### Texto de la página:
Las charcas son el mejor lugar para observar y fotografiar ejemplares, en especial las de las zonas de acampada de Okakuejo y Halali, con miradores protegidos donde no hace falta que uno se quede encerrado en el coche. El resto es cuestión de suerte, aunque son frecuentes las visiones de elefantes, rinocerontes, gacelas y jirafas. Y cebras, claro, sobre todo las grandes manadas que cruzan la llanura en busca del mejor pasto. De vez en cuando, aparece la poderosa silueta de un oryx, de un león o de un guepardo agazapado en la sabana. La lucha por la vida es una constante en Etosha.

La ventaja de este parque nacional es que, a diferencia de los de Kenia o Tanzania, se puede visitar al volante de tu propio coche de alquiler, que ni siquiera hace falta que sea un todoterreno. En Okakuejo y Halali hay cabañas y zonas de acampada, pero conviene reservar con tiempo. La otra opción es instalarse en alguno de los lodges que hay fuera del parque, como, por ejemplo, el de Toshari.

La estrecha franja del Caprivi, que se adentra en el continente unos kilómetros más al norte, se ofrece como posibilidad para ver más fauna y más baobabs, y para entrar en contacto con la interesante población local.

Dunas de Sossusvlei. Al sur del país, el desierto del Namib y las altas dunas de Sossusvlei también concentran un gran número de turistas. El camino hasta allí, que discurre por pistas polvorientas, puede hacerse largo, pero cerca de las dunas se encuentra un lugar mágico llamado Solitaire.

Rodeado de nada por todas partes, Solitaire es un agradable oasis, con un lodge con piscina, una gasolinera, un restaurante, un bar con cerveza fresca e incluso una pastelería donde cocinan un estupendo pastel de manzana.  Es, en definitiva, una excepción mínima en medio del desierto. A su alrededor, los restos de unos cuantos coches abandonados y abollados añaden un plus de encanto extremo.

### Información proporcionada:
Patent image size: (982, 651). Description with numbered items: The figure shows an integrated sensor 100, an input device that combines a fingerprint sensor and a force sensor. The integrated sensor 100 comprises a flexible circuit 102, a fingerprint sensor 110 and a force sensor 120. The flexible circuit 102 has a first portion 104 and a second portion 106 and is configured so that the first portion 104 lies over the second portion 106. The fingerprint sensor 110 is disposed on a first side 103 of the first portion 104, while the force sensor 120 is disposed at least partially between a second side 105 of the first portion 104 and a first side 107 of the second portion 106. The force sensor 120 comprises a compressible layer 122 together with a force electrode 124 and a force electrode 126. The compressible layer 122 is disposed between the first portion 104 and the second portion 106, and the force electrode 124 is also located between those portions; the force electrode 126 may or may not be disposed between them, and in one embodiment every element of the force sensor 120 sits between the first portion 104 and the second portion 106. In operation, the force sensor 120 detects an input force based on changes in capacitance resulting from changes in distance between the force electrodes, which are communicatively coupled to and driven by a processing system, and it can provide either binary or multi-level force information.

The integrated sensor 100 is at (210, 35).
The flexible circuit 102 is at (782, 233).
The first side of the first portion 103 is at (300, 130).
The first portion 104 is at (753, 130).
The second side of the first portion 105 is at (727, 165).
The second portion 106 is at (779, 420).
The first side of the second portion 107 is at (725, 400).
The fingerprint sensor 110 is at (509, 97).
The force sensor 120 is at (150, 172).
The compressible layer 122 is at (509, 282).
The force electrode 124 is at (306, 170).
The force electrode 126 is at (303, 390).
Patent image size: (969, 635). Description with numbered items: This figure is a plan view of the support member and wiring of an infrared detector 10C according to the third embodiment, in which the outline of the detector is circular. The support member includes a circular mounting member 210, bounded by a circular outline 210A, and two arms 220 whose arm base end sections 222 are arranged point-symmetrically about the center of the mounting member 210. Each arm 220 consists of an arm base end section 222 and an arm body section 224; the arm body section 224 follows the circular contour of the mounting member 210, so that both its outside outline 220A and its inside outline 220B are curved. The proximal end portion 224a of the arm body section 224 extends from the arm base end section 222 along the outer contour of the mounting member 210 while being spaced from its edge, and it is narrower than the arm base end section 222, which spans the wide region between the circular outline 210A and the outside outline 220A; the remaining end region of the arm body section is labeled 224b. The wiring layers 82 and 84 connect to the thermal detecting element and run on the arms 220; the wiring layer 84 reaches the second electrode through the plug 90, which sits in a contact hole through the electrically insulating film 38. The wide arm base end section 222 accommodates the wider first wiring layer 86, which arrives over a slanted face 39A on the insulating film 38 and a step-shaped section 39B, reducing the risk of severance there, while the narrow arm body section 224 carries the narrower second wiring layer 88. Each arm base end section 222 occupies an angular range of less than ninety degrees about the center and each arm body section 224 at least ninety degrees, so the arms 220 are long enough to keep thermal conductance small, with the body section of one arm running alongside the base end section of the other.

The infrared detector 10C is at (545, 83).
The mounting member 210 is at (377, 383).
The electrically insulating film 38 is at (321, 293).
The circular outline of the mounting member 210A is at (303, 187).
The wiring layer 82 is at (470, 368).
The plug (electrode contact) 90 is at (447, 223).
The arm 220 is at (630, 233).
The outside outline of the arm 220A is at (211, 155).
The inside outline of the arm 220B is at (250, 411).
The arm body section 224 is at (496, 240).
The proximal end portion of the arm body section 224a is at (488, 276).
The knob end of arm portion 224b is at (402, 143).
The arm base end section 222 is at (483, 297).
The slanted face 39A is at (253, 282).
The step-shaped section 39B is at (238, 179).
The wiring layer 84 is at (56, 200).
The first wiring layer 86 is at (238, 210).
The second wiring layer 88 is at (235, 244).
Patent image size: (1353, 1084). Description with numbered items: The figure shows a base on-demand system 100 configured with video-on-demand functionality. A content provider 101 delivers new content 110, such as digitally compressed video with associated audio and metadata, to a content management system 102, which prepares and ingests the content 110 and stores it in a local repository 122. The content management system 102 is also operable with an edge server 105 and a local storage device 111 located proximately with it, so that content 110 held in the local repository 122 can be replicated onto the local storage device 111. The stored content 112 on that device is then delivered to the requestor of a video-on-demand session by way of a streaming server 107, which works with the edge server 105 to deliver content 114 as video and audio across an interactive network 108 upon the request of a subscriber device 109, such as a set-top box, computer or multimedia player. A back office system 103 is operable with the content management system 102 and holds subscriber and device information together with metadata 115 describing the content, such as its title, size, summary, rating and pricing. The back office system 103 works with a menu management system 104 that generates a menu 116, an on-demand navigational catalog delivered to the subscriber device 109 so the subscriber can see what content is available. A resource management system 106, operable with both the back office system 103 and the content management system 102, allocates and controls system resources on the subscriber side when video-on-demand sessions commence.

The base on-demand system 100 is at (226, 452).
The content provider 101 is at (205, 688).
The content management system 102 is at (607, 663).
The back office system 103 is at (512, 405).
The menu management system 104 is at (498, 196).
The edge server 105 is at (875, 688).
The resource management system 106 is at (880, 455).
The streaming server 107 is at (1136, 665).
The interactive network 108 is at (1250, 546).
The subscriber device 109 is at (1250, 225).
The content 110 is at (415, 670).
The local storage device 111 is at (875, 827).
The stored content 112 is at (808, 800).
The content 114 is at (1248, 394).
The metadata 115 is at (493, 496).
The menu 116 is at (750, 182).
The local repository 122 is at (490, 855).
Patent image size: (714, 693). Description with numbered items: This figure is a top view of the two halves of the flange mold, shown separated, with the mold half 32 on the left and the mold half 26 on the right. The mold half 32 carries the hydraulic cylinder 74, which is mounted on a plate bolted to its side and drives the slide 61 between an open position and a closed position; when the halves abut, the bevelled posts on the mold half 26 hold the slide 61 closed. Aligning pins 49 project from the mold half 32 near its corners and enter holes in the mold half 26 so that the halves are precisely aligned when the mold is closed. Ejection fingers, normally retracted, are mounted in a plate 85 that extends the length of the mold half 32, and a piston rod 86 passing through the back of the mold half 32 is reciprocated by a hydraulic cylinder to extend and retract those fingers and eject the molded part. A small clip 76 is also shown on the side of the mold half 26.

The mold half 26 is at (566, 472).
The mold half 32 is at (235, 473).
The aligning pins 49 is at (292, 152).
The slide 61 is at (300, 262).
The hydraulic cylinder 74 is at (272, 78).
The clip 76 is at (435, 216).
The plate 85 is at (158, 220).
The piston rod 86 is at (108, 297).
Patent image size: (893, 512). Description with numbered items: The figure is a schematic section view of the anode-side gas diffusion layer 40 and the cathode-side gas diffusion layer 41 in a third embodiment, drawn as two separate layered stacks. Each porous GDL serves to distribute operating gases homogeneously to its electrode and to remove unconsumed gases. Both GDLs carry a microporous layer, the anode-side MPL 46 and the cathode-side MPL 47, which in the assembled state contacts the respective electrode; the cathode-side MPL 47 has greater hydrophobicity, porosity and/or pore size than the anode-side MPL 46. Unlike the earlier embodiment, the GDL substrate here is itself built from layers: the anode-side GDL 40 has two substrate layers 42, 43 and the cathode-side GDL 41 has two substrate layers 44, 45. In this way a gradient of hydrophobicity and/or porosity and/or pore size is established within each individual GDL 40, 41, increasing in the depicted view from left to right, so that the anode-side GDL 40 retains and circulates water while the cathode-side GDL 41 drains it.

### Instrucciones:
a: Imprime el fragmento del texto de la página que va de "La estrecha franja" a "mágico llamado Solitaire.", ambos incluidos.
b: Responde a estas preguntas según el texto de la página:
(i) ¿En qué dos zonas de acampada hay charcas con miradores protegidos?
(ii) ¿Qué tipo de vehículo no hace falta que sea el coche de alquiler para visitar el parque?
(iii) ¿Qué pastel se cocina en la pastelería de Solitaire?

### Respuestas por tarea:
a:
La estrecha franja del Caprivi, que se adentra en el continente unos kilómetros más al norte, se ofrece como posibilidad para ver más fauna y más baobabs, y para entrar en contacto con la interesante población local.

Dunas de Sossusvlei. Al sur del país, el desierto del Namib y las altas dunas de Sossusvlei también concentran un gran número de turistas. El camino hasta allí, que discurre por pistas polvorientas, puede hacerse largo, pero cerca de las dunas se encuentra un lugar mágico llamado Solitaire.

b:
(i) En Okakuejo y Halali.
(ii) No hace falta que sea un todoterreno.
(iii) Un pastel de manzana.